▶ [INSTRUCTIONS]
- a) Please retype the passage of the sermon on Amos between "As we read this" and "thunder heard remote.", inclusive.
- b) Continue the sermon on Amos from the point where it stops.

▶ [TEXT SEGMENT]
▼

Editor’s note: The following sermon by Henry Charles Beeching is extracted from Inns of Court Sermons  (published 1901).  All spelling in the original.

 

“Because I will do this unto thee, prepare to meet thy God, O Israel.” — Amos iv. 12.


As we read this Book of Amos now, its chapters make on us much the same impression as other passages of the Old Testament that rebuke the sins of men; they are fierce, full of passion, full of an imminent judgment; and as we read we acquiesce, because we acknowledge God to be a holy God, whose eyes cannot look upon evil; and yet, notwithstanding, the whole perhaps has only the most distant interest for us, like thunder heard remote.

But there was a time when these words of Amos, which to us so readily commend themselves, were like foolishness and like blasphemy. To those who first heard them they seemed the ravings of a madman not to be listened to; or perhaps, it would be truer to say, like the ravings of an atheist, to be heard only with pity. The story belongs to the reign of Jeroboam, the son of Joash, when the kingdom of Israel was at the height of its glory and its frontier extended beyond the farthest point reached in the brightest days of Solomon.

Being so victorious and so prosperous the people had thankful hearts; the ancient sanctuaries of the land — Bethel, where their father Jacob had seen the vision of angels; Gilgal, where the shame of their uncircumcision had been rolled away; Dan, Mizpeh, Shechem — were crowded with worshippers, and the people even made pilgrimages right down to Beer-sheba in the south, where their father Abraham had dug a well. And the guilds of the prophets which Samuel had founded, now so many years ago, rejoiced in this revival of religion, and bade the people expect the speedy advent of the “great day of the Lord,” when all the nations would be gathered together from far to do homage to the nation of Jehovah.

The scene of this prophetic book is laid at Bethel, the most ancient and the most important of all the sanctuaries in Israel, on the occasion of a great festival. Amaziah, the priest in charge, has offered sacrifice for the people; and they are lying stretched at a solemn feast, singing songs with harp and tabor to God who gives His people corn and wine, and peace in their borders. And then, in the midst of these songs of thanksgiving, there is suddenly heard the shrill “discordant wail of the Eastern mourner.”[1] “The virgin of Israel is fallen ; she shall no more rise: she lies prostrate in her own land; there is none to lift her up.” And they look; and in the midst of them stands a poor son of the desert, a herdman — “a beater of sycamore trees.” Amaziah takes him to be some crazy prophet from Judah, who has been attracted by the festival, and has come to see if he can make a little money by startling the worshippers; and though, perhaps remembering another prophet who had appeared before at Bethel, he thinks it best to send the king word — because prophecies against the reigning house had sometimes a sudden and bloody way of fulfilling themselves — yet his main feeling seems to have been one of contemptuous pity for the poor intruder, reduced to prophesying for a piece of bread. “O thou seer, go, flee thee away into the land of Judah, and there eat bread, and prophesy there: but prophesy not again any more at Bethel: for it is the king’s chapel.”

▲

▶ [RECORDED INFORMATION]
▼

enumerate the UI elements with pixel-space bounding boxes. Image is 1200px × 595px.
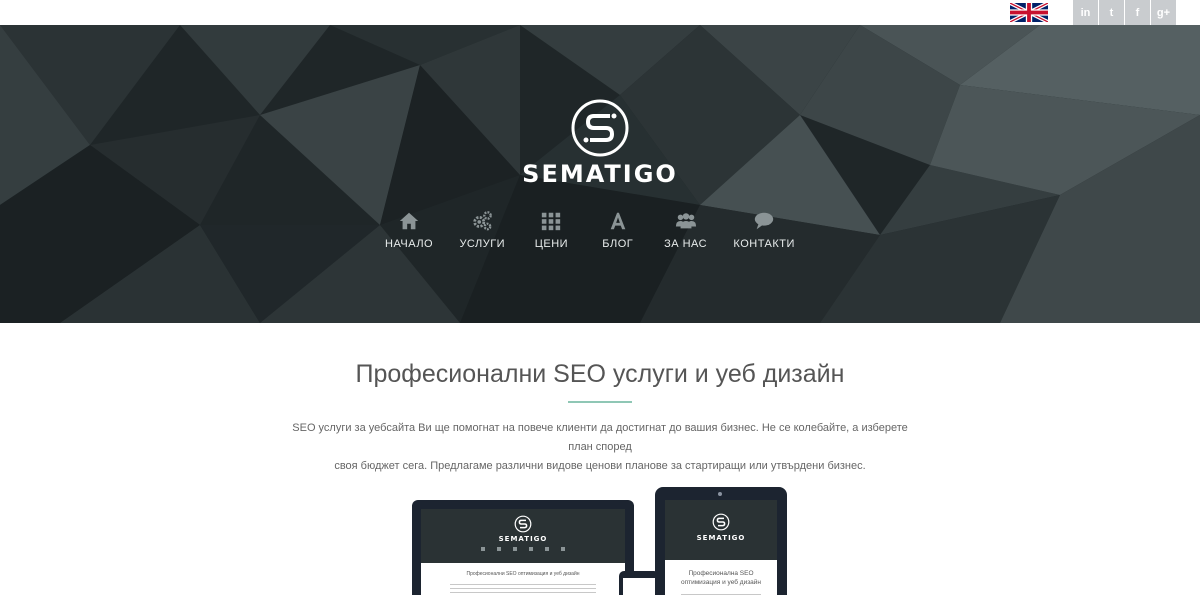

▲
▼

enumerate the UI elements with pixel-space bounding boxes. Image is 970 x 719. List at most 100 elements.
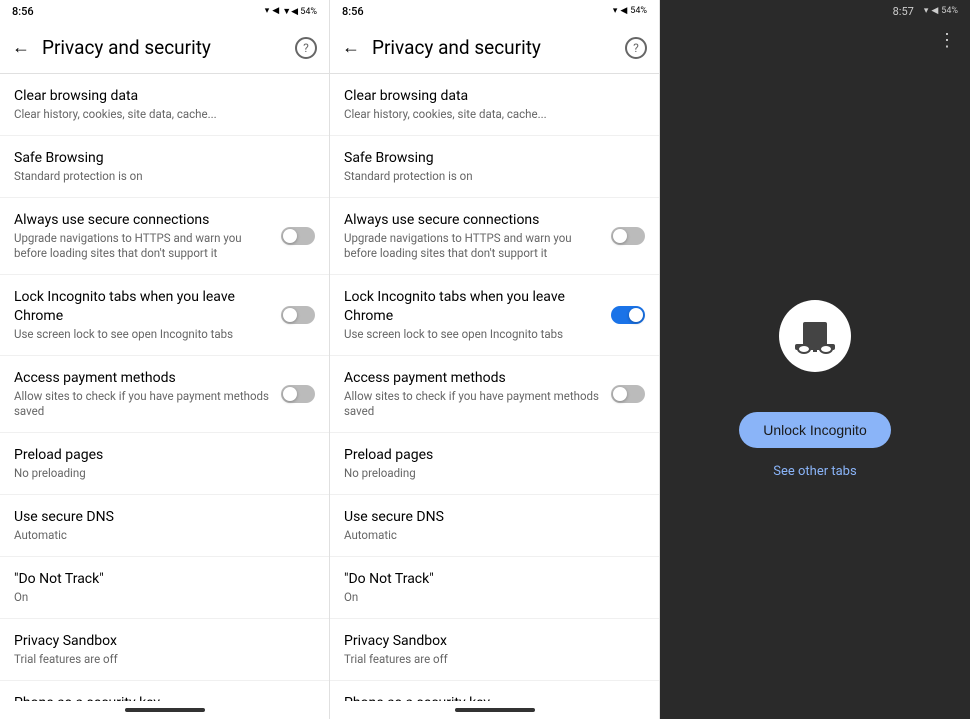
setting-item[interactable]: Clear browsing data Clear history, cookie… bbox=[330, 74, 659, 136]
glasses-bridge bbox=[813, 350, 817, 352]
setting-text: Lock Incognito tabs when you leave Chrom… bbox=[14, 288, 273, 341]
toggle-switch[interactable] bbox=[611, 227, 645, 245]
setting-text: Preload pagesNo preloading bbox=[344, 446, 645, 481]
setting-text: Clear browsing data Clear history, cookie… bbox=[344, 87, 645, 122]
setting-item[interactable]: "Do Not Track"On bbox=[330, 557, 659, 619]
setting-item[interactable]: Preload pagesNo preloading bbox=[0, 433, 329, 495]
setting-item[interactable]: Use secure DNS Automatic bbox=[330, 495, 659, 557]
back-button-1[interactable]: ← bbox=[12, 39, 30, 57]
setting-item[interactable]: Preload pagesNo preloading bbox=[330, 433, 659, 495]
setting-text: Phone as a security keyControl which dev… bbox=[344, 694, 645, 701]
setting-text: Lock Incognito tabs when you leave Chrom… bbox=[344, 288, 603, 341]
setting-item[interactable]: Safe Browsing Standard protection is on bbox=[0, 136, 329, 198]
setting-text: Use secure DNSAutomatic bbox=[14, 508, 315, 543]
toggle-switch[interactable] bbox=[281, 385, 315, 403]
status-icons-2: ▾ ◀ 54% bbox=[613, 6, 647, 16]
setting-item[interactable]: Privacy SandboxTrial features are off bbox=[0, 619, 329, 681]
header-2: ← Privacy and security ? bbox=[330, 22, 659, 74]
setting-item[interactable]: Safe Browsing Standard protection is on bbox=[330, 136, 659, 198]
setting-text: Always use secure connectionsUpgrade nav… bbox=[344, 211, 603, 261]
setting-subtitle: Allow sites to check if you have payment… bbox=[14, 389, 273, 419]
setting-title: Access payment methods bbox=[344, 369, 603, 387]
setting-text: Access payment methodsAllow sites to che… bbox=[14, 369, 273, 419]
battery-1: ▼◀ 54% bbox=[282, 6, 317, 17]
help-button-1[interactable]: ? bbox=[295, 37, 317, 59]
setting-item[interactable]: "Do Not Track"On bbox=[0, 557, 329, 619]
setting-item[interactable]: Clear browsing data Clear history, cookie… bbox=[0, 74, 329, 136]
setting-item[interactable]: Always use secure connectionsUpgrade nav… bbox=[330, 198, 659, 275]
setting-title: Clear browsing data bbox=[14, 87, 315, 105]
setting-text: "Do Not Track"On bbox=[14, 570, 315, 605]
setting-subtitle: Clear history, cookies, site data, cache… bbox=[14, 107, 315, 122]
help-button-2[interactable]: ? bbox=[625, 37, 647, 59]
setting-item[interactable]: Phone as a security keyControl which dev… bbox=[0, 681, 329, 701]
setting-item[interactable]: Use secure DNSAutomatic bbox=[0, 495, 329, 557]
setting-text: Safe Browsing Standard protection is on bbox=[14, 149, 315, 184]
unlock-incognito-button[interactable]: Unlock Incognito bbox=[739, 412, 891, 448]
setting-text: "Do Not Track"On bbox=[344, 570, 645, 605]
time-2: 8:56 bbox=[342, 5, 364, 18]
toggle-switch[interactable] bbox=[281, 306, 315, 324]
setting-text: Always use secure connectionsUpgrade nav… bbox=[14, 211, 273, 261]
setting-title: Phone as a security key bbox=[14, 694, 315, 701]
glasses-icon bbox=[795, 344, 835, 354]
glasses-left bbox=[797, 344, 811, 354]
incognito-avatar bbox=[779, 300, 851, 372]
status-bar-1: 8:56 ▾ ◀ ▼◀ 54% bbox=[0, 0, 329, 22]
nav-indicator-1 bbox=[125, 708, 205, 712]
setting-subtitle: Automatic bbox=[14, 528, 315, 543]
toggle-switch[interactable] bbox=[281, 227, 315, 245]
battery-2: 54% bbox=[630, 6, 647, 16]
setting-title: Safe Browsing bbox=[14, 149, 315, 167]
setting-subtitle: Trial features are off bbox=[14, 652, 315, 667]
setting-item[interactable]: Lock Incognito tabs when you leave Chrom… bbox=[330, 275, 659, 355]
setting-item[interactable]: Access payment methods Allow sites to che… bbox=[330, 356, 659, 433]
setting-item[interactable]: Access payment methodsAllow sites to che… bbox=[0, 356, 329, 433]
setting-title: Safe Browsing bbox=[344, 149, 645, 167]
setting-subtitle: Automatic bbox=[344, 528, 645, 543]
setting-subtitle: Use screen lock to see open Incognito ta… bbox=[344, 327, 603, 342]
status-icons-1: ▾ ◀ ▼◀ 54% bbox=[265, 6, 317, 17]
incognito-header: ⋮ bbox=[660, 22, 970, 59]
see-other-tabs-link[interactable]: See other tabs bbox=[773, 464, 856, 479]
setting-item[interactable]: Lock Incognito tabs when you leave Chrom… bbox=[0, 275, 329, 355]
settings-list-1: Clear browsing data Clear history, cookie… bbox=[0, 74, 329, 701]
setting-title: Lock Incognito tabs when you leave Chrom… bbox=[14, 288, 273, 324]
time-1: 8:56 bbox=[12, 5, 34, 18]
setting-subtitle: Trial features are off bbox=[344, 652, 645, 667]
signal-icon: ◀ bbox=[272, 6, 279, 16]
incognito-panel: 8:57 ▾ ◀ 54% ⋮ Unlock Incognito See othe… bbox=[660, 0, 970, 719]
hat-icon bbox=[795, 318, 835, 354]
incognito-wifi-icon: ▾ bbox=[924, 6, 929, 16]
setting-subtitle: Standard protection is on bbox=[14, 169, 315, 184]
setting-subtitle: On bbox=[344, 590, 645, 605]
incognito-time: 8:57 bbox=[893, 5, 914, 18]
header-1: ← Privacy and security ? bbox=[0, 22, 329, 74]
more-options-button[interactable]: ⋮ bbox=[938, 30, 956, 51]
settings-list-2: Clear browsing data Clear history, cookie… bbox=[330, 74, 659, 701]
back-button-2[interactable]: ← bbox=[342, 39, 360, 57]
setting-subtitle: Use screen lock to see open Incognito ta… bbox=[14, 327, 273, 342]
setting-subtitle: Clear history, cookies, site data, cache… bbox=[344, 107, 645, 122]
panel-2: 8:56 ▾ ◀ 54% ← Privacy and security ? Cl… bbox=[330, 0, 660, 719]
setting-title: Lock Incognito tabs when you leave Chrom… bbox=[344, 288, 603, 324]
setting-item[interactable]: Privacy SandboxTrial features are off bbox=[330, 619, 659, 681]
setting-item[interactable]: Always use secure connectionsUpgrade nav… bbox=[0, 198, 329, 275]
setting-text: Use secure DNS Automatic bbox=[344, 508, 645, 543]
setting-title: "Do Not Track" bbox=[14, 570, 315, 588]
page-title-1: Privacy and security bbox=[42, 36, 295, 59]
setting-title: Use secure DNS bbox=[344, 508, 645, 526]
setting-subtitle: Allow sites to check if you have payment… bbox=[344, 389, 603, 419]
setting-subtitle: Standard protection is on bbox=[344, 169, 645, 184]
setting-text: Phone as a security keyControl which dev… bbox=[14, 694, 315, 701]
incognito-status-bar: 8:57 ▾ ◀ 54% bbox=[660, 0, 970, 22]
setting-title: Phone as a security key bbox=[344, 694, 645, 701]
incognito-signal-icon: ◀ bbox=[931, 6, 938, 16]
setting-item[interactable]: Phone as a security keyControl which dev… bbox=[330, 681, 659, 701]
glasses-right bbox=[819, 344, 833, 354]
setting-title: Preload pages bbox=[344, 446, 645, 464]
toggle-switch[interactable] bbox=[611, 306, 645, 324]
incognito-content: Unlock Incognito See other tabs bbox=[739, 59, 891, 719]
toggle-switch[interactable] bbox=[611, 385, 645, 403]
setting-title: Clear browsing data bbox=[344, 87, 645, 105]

▲

▶ [RESULTS OF THE TASKS]
- a)
As we read this Book of Amos now, its chapters make on us much the same impression as other passages of the Old Testament that rebuke the sins of men; they are fierce, full of passion, full of an imminent judgment; and as we read we acquiesce, because we acknowledge God to be a holy God, whose eyes cannot look upon evil; and yet, notwithstanding, the whole perhaps has only the most distant interest for us, like thunder heard remote.

- b)
Now what did Amos come to Bethel to say? What, in the time of this great prosperity, did he mean by denouncing the fall of the kingdom of Israel — “the virgin of Israel is fallen”? He saw two things: he saw, first, that the religion of the people had nothing to do with morality; that it was divorced from common honesty and clean living. Their commerce had made some of them rich, and that had only made them want to be richer. In the course of the hundred years’ war between Israel and Damascus, the old peasant proprietors, each with his few acres, had vanished; and the land was held by a few wealthy holders, who let it at excessive rents, and when the tenants could not pay, lent money at excessive rates.

That was bad enough; but the lot of the poor became intolerable owing to the fact that there was no justice in the land. The judges were the priests; and the penalty they inflicted for wrongdoing was not imprisonment, but a costly sacrifice or a money fine paid to the sanctuary; and when wrongs came to be regarded by the priests as a source of income, it is not hard to understand that there was no justice for the poor; and that a rich man might do anything he could pay for.

That explains why Amos is so fierce against the sacrifices at Bethel and Gilgal. It is not that they in themselves were anything but right, for they were the recognised mode of worship; it is because they were considered a sufficient atonement for every sort of dishonesty and fraud: as if a man amongst us were to think that the alms he gave at the Holy Communion made up for defrauding his fellows all the week; as if recognising the existence of God absolved a man from obeying Him. No, says Amos, but because you know God, because God has revealed Himself to you, therefore He will visit upon you your iniquities. Because it is you who recognise that Jehovah is a judge, and come to His sanctuary and to His priests for your legal decisions, therefore on you shall His righteous judgment fall. Do you call Jehovah a judge, and do you think that in consequence He can be bribed with offerings? Who taught you such religion as that? Thus saith the Lord, “I hate, I despise your feast-days. I have no pleasure in your solemn assemblies. Though ye offer me burnt-offerings, and your meat offerings, I will not accept them; neither will I regard the peace-offerings of your fat beasts. But let justice run down like waters, and righteousness as a mighty stream. Seek ye me, saith the Lord; seek not Bethel or Beer-sheba; seek me.”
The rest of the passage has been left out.